→ **Given instruction**
In the records that follow, locate every line with "color" and extract it.

Figure record listings:
▽

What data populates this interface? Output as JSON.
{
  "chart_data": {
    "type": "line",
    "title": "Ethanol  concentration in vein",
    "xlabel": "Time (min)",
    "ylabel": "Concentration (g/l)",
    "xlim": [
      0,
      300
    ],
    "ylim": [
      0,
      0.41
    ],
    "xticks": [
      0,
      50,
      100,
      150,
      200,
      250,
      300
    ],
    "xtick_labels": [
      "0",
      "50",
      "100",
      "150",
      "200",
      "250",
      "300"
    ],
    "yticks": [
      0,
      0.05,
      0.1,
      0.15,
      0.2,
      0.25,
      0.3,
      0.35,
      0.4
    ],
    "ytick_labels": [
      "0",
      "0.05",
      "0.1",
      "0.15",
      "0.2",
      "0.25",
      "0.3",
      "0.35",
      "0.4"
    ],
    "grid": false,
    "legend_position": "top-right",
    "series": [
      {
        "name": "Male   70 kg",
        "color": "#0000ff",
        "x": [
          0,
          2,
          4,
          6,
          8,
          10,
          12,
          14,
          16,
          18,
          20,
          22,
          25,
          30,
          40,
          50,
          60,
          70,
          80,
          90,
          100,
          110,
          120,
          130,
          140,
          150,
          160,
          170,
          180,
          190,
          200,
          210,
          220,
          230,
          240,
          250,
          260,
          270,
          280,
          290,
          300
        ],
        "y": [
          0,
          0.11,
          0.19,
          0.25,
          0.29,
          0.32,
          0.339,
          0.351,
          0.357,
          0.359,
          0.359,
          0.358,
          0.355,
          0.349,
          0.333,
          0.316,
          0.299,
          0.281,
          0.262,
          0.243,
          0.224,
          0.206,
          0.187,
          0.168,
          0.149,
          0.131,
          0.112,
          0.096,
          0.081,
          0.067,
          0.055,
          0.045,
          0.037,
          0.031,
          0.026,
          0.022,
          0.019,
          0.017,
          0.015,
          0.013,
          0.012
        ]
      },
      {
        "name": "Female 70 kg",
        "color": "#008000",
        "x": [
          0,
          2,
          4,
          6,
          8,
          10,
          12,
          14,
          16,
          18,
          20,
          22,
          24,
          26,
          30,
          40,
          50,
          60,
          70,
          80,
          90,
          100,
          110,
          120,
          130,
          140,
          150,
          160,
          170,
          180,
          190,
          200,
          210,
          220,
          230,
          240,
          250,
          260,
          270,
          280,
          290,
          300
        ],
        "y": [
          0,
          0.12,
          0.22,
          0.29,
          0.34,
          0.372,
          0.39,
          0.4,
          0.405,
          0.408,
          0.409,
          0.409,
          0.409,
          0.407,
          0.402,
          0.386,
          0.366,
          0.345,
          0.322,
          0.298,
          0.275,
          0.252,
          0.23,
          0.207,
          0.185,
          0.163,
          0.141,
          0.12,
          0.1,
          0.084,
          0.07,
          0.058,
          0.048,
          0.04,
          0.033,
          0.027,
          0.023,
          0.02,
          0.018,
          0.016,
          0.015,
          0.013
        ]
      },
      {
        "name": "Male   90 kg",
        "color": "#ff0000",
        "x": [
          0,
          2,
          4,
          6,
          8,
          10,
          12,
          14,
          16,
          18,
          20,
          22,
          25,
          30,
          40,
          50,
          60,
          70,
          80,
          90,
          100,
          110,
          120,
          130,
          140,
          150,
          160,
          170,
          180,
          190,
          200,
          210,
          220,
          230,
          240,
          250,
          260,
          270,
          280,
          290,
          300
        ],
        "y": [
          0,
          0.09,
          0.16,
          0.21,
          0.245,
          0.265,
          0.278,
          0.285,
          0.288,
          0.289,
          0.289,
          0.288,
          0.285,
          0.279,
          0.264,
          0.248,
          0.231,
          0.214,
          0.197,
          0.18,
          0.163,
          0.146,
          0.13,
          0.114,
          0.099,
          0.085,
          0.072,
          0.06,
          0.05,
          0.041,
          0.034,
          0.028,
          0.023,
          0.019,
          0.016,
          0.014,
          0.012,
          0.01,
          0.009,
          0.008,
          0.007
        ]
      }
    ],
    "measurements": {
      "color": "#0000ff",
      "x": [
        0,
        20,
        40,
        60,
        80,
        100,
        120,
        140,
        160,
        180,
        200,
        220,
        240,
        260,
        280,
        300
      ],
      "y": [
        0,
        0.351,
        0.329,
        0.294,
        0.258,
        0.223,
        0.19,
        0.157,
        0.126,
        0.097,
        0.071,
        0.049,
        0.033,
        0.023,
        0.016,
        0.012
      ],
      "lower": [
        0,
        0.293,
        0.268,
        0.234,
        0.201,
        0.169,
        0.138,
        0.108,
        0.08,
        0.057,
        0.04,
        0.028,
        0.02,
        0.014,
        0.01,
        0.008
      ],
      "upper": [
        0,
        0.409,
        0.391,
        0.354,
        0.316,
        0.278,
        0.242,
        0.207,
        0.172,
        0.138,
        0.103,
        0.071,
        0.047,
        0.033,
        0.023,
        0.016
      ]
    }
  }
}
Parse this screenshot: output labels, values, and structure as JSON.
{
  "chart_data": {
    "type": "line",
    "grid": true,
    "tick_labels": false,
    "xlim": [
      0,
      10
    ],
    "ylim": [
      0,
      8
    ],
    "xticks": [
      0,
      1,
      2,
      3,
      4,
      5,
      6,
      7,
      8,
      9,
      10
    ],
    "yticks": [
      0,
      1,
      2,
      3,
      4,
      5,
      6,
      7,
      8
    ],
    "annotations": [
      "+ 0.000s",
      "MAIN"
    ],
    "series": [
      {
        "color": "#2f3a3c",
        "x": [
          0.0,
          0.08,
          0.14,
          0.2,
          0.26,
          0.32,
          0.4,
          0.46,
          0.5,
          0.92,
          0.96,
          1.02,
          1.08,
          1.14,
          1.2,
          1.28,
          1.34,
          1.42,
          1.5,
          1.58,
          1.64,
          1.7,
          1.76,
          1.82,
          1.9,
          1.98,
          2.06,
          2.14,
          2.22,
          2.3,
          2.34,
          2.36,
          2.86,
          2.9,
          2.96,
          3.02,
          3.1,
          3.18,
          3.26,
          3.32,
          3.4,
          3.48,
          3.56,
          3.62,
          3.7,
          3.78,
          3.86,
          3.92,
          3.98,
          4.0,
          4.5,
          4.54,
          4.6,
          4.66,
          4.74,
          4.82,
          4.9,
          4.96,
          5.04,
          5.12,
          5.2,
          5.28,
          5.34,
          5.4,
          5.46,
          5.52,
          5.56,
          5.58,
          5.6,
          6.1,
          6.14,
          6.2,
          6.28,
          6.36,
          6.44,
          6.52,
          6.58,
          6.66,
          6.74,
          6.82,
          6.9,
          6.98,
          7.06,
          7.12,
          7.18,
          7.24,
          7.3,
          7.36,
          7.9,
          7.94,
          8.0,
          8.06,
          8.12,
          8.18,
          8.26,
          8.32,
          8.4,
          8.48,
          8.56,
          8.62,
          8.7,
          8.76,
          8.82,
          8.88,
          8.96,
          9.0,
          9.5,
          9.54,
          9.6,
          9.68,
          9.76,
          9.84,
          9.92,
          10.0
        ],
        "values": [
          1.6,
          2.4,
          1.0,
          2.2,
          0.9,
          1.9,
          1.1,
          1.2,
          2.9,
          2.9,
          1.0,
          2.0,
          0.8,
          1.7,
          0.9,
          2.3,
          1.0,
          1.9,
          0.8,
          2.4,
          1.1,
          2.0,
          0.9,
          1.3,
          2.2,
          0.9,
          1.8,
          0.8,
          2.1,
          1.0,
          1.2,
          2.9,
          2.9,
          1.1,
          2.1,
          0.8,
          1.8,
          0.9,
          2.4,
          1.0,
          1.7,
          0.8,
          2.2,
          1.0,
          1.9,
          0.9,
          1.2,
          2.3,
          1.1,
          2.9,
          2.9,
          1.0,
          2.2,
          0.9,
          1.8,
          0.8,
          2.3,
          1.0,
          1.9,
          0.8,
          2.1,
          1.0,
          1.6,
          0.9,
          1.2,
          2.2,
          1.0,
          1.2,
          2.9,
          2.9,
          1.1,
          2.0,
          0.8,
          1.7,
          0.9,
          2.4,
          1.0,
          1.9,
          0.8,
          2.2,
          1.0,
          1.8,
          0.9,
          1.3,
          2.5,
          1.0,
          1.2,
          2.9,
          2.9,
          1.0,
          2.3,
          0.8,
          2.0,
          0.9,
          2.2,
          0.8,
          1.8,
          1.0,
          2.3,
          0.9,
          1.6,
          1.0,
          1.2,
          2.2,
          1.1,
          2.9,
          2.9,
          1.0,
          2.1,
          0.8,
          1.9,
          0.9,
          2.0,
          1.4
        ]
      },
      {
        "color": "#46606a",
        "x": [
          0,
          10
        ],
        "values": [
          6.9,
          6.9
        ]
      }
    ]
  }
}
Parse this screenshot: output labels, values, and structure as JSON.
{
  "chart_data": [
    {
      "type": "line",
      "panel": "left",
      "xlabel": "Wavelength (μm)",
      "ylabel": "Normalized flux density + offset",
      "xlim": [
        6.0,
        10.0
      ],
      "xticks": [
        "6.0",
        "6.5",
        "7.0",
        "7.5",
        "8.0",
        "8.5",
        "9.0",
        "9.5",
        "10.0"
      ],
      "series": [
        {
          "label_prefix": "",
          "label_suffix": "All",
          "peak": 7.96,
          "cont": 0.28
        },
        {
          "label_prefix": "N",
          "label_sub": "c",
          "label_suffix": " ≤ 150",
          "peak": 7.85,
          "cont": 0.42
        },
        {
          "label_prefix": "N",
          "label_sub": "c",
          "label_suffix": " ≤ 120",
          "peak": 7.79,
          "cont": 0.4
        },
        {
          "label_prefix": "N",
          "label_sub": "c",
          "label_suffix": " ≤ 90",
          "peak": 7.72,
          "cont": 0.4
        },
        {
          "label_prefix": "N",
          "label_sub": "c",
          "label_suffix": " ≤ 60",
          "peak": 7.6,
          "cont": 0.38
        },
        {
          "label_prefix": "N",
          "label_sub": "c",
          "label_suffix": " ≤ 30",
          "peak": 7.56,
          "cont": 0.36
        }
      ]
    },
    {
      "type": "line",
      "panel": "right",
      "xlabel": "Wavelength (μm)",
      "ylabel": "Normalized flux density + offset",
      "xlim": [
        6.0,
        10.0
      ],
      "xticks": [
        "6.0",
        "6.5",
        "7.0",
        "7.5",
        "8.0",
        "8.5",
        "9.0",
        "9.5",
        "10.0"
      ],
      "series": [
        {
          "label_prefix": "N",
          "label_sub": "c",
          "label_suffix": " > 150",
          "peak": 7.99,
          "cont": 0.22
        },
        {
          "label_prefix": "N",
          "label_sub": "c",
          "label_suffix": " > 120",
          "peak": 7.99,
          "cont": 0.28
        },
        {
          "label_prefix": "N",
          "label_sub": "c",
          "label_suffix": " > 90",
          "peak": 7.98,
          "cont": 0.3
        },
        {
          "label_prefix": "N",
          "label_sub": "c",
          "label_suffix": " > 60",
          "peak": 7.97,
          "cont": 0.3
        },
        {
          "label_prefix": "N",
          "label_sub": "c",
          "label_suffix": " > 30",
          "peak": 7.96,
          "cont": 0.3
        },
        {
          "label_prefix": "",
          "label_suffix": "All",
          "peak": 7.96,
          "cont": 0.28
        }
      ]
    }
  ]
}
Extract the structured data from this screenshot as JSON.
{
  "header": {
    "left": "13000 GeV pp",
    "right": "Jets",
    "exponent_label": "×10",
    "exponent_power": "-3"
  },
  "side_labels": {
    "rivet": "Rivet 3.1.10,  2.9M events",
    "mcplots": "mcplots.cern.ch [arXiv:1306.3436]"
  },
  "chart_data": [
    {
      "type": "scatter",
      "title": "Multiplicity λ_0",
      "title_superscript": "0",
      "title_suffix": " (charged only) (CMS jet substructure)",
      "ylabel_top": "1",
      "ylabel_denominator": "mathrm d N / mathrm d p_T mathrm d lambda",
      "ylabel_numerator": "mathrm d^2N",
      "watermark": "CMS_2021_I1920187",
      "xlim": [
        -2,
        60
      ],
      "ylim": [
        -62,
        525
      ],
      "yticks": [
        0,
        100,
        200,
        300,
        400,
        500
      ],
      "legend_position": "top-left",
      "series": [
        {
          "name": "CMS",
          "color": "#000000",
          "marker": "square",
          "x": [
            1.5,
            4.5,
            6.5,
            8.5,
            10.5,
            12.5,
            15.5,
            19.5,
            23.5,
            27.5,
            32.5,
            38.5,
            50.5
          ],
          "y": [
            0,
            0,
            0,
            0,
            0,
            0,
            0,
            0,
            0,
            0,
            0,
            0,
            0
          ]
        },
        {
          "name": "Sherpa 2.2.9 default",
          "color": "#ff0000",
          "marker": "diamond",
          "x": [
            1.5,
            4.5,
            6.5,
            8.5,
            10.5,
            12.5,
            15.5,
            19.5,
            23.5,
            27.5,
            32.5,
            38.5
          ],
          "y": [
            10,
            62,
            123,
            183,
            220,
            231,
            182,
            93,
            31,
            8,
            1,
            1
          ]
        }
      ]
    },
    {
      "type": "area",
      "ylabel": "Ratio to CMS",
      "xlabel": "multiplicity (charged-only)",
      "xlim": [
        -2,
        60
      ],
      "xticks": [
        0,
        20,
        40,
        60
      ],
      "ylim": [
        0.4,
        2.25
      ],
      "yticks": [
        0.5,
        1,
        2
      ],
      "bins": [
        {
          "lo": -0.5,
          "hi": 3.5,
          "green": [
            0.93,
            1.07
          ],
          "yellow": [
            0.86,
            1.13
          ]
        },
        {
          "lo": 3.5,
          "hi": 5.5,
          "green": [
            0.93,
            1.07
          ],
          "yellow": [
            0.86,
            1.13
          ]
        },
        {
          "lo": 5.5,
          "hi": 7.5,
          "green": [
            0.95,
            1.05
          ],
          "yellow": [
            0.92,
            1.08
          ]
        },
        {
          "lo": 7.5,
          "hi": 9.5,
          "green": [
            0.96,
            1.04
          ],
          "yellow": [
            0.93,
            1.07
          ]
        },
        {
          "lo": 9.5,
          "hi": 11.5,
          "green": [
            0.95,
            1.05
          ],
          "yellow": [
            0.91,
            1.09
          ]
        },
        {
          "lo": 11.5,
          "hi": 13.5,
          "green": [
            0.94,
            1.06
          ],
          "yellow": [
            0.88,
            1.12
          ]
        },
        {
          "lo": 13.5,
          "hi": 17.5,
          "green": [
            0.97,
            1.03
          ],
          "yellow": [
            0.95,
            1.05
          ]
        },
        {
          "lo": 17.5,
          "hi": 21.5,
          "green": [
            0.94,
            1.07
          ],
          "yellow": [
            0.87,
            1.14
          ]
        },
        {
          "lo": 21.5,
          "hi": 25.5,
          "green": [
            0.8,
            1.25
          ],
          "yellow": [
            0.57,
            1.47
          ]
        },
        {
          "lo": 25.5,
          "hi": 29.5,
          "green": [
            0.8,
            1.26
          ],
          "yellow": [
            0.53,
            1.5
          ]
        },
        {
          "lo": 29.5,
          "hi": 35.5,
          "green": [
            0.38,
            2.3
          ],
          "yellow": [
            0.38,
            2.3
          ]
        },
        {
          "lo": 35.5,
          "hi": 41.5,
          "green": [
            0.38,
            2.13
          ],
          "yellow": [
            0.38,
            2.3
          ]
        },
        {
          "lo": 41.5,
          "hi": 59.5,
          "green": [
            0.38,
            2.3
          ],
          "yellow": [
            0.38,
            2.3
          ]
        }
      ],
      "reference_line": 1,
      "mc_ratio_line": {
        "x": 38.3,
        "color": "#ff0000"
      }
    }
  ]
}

△

→ **Exercise solution**
        "color": "#0000ff",
        "color": "#008000",
        "color": "#ff0000",
      "color": "#0000ff",
        "color": "#2f3a3c",
        "color": "#46606a",
          "color": "#000000",
          "color": "#ff0000",
        "color": "#ff0000"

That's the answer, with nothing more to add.